**Work to do:**
All entries should be output exactly as they stand.

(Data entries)
• • • •

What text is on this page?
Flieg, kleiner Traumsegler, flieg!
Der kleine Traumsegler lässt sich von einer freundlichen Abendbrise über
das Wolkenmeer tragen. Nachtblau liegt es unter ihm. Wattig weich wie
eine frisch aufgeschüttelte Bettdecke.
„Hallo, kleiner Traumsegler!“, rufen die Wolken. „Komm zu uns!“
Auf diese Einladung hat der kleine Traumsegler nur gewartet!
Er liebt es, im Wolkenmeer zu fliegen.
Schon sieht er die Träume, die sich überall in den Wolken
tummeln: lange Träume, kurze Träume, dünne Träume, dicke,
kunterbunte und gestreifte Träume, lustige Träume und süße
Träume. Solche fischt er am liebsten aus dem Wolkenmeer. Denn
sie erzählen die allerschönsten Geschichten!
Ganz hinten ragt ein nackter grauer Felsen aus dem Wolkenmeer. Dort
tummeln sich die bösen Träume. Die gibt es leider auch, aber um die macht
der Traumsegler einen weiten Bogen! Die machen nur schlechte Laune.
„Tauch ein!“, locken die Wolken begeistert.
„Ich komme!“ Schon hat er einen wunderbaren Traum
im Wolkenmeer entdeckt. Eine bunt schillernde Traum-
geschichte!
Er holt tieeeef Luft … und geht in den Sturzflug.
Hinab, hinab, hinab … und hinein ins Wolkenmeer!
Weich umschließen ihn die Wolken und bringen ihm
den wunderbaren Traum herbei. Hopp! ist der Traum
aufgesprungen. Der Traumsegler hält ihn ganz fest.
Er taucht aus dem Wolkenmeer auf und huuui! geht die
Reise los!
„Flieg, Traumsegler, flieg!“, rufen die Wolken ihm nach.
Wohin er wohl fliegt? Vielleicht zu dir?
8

• • • •

**Solution to the exercise:**
What text is on this page?
Flieg, kleiner Traumsegler, flieg!
Der kleine Traumsegler lässt sich von einer freundlichen Abendbrise über
das Wolkenmeer tragen. Nachtblau liegt es unter ihm. Wattig weich wie
eine frisch aufgeschüttelte Bettdecke.
„Hallo, kleiner Traumsegler!“, rufen die Wolken. „Komm zu uns!“
Auf diese Einladung hat der kleine Traumsegler nur gewartet!
Er liebt es, im Wolkenmeer zu fliegen.
Schon sieht er die Träume, die sich überall in den Wolken
tummeln: lange Träume, kurze Träume, dünne Träume, dicke,
kunterbunte und gestreifte Träume, lustige Träume und süße
Träume. Solche fischt er am liebsten aus dem Wolkenmeer. Denn
sie erzählen die allerschönsten Geschichten!
Ganz hinten ragt ein nackter grauer Felsen aus dem Wolkenmeer. Dort
tummeln sich die bösen Träume. Die gibt es leider auch, aber um die macht
der Traumsegler einen weiten Bogen! Die machen nur schlechte Laune.
„Tauch ein!“, locken die Wolken begeistert.
„Ich komme!“ Schon hat er einen wunderbaren Traum
im Wolkenmeer entdeckt. Eine bunt schillernde Traum-
geschichte!
Er holt tieeeef Luft … und geht in den Sturzflug.
Hinab, hinab, hinab … und hinein ins Wolkenmeer!
Weich umschließen ihn die Wolken und bringen ihm
den wunderbaren Traum herbei. Hopp! ist der Traum
aufgesprungen. Der Traumsegler hält ihn ganz fest.
Er taucht aus dem Wolkenmeer auf und huuui! geht die
Reise los!
„Flieg, Traumsegler, flieg!“, rufen die Wolken ihm nach.
Wohin er wohl fliegt? Vielleicht zu dir?
8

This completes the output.